* 問題 1
「バックオーライ」についての文章で、筆者は遊園地の駐車場でガイドさんの誘導の声を初めて聞いた時、何だと思ったか答えなさい。
* 問題 2
「バックオーライ」についての文章を、最後の文の後から書き継ぎなさい。

* 抽出テキスト
++++

「バックオーライ!」というのはなんとなくなつかしい言葉だ。
小学校の遠足を思い出す。
バスガイドのお姉さん達が叫んでいた。
奈良に引っ越した時、近くに遊園地があって、その駐車場で久しぶりに「バックオーライ!」を聞いた。
遊園地に来た観光バスのガイドさんがバスを誘導する。
いわゆる「黄色い声を張り上げて」誘導する。
「オーラーイ!オーライオーラーイ!」
独特の抑揚である。
大型バスの誘導だからちょっと時間がかかる。
何台も誘導するとますます時間がかかる。
初めて聞いた時、鳥が鳴いてるのかと思った。
笛で誘導するバス会社もあった。
「ピッピー!ピッピー!」
これは味気ないです。
私も大型車の誘導は何度も経験している。
会社も得意先も工場密集地帯にあったから、大型車を誘導する機会は多かった。

++++

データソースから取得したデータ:
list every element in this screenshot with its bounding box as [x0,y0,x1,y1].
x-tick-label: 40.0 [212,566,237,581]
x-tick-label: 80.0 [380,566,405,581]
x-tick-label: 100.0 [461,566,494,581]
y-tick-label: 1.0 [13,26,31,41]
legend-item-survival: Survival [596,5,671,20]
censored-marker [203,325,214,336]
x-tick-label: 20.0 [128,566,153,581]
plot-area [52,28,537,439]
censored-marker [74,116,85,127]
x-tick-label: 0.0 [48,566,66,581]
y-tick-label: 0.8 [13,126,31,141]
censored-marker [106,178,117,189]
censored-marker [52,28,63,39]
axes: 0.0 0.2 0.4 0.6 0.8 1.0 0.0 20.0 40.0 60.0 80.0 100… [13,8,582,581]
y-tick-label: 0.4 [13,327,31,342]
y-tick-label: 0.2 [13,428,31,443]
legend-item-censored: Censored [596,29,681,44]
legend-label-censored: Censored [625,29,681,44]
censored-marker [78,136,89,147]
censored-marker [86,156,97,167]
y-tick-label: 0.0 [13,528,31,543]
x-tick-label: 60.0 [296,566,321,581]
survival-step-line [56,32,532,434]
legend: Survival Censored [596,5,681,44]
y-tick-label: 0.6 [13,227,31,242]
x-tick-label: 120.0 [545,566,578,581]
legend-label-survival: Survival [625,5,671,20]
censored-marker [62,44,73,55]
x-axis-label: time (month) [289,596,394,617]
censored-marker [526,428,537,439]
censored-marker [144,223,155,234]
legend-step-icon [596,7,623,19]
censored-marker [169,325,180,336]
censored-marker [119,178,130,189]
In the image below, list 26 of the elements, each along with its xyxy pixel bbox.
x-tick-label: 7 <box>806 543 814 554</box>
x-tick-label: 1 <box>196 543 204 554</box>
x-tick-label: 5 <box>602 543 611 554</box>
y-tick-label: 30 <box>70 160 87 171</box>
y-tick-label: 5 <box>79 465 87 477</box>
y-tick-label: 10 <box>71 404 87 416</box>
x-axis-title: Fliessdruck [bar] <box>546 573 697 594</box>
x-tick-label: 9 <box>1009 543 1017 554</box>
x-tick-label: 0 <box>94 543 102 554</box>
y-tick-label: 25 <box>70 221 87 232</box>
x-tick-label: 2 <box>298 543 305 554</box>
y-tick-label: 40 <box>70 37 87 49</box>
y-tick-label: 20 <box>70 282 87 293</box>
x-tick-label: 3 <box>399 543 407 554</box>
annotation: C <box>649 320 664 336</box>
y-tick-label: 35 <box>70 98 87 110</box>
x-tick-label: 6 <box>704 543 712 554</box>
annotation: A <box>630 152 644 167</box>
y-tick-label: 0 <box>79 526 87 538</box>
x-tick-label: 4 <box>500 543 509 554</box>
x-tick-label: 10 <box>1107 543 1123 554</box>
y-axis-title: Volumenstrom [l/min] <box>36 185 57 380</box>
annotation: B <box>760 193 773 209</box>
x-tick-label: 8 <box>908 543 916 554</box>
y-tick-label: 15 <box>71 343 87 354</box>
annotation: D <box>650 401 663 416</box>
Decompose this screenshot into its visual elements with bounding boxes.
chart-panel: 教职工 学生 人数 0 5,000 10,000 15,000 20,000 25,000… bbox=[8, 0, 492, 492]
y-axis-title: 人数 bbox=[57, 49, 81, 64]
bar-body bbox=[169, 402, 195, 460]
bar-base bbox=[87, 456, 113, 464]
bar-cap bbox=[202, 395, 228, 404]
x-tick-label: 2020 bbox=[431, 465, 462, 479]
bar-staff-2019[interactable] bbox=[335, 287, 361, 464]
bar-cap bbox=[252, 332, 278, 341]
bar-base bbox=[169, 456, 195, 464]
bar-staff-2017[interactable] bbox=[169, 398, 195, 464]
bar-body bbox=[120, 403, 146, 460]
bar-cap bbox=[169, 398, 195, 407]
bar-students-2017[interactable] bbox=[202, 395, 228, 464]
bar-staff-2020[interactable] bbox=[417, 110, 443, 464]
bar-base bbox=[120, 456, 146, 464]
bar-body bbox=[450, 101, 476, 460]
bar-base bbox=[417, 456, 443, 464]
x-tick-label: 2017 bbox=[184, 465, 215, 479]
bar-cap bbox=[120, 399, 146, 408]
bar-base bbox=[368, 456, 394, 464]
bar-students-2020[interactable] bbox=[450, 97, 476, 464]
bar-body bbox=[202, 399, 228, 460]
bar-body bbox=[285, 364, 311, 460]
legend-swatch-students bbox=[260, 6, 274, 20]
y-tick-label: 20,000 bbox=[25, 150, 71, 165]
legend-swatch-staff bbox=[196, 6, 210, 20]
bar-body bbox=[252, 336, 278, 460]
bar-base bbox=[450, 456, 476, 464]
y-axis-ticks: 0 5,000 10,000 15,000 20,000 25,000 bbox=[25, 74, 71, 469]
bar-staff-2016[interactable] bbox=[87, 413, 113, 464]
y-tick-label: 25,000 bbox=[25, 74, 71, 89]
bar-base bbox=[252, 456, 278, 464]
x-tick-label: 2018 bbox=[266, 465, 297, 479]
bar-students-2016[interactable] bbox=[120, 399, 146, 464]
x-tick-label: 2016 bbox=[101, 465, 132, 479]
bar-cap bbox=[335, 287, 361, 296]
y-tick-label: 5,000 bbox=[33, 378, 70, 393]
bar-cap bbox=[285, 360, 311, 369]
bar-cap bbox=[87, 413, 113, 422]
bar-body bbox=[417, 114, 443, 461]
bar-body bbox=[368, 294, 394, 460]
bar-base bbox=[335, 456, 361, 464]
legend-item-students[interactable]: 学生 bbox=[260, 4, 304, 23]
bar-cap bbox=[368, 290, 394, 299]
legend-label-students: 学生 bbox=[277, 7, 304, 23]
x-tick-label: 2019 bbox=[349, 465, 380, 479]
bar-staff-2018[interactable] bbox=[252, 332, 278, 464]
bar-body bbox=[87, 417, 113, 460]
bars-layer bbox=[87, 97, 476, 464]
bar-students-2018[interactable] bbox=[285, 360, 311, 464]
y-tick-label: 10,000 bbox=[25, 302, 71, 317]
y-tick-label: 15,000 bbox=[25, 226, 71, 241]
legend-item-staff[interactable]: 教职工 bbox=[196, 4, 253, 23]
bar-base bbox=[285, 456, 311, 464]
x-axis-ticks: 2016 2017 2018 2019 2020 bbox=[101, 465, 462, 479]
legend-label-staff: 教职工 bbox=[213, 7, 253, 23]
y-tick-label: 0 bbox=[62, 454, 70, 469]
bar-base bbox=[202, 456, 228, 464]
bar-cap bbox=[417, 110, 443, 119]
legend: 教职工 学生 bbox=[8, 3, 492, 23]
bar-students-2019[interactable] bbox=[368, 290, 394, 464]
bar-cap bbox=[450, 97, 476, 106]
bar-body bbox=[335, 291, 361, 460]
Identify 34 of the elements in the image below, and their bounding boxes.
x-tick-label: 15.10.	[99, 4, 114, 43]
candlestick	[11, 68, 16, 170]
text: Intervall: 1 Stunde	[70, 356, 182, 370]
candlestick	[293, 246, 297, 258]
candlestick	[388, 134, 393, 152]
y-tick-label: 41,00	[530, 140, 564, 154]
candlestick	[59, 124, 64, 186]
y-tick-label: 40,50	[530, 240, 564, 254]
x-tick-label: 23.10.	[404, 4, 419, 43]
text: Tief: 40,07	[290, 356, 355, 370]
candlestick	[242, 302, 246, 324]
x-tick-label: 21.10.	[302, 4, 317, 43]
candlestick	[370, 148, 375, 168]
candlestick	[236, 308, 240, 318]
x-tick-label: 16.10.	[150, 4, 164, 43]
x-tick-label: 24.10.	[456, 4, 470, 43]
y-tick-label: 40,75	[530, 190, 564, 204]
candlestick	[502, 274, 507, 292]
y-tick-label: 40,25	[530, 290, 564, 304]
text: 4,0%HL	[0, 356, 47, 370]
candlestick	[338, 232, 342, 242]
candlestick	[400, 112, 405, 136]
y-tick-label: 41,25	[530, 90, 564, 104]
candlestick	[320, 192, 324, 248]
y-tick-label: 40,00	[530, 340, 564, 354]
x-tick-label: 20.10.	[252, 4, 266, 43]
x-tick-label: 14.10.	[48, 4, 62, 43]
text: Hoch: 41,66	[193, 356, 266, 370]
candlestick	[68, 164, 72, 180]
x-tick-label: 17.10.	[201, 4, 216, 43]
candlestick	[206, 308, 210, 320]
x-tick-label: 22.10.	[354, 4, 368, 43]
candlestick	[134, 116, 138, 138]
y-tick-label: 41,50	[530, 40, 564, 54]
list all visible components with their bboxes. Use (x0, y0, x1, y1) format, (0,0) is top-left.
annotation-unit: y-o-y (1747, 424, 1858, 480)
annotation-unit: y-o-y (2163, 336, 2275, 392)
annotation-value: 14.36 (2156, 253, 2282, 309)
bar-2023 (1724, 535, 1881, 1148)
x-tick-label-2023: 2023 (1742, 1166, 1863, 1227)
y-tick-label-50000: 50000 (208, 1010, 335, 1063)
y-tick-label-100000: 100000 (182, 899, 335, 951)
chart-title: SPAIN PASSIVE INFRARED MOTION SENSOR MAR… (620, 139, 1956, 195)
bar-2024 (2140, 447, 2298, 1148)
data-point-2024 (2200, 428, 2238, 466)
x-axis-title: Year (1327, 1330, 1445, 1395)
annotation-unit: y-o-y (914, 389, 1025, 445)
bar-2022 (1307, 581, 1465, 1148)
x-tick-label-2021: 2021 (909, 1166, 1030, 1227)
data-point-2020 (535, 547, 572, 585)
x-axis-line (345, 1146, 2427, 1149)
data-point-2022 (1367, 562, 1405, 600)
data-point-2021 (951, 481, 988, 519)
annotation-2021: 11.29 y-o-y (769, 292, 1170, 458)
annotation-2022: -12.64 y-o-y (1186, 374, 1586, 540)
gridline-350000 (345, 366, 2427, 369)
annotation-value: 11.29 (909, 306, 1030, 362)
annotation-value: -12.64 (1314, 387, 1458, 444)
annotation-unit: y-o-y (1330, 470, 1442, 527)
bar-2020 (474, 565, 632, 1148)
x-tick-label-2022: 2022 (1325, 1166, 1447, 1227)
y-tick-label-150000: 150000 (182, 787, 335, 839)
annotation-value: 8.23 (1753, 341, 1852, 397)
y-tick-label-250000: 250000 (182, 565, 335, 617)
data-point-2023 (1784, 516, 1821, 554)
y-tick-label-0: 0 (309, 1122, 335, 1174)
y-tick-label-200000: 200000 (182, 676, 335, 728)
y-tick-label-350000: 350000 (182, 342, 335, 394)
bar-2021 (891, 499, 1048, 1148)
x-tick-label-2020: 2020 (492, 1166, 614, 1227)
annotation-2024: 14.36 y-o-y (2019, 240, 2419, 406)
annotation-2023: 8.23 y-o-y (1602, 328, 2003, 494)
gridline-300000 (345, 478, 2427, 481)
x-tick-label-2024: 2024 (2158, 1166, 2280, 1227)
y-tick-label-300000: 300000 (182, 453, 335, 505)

++++

* 解答欄 1
鳥が鳴いているのかと思った。

* 解答欄 2
意外に思われるかもしれないが大型車の誘導は得意です。
大型車を誘導する場合注意しなければならないのは、というような話ではありません。
きのう、バス停でボーっと立ってた。
道路沿いに病院の駐車場がある。
ほぼ満車であった。
駐車場におばあさんが立ってた。
80代と思える小柄で腰の曲がった、農家のおばあさんという感じの人だ。
乗用車が駐車場に入ろうとして、車の窓から老人が顔を出しておばあさんに何か言った。
おばあさんを迎えに来たのだと思った。
おばあさんは手で示しながら、「頭から突っ込んで、こうバックで入れて」と言った。
おばあさんが手で指した駐車スペースは、ちょっと入れにくそうだった。
おじいさんは車を動かしてバックで入れようとしたが、すぐあきらめて道路へバックし始めた。
すると、おばあさんは道路へ出て大きな声で叫んだ。
「オーラーイ!オーライオーラーイ!」
お、おばあさん!
おぬしできるな!
おじいさんは行ってしまった。
迎えの車ではなかったのか。
次に軽自動車に乗った女性がやってきた。
おばあさんはまた、頭から突っ込んでバックで入れろと指示した。
軽自動車なら楽に入る。
軽自動車がバックし始めると、おばあさんはまた大声で叫んだ。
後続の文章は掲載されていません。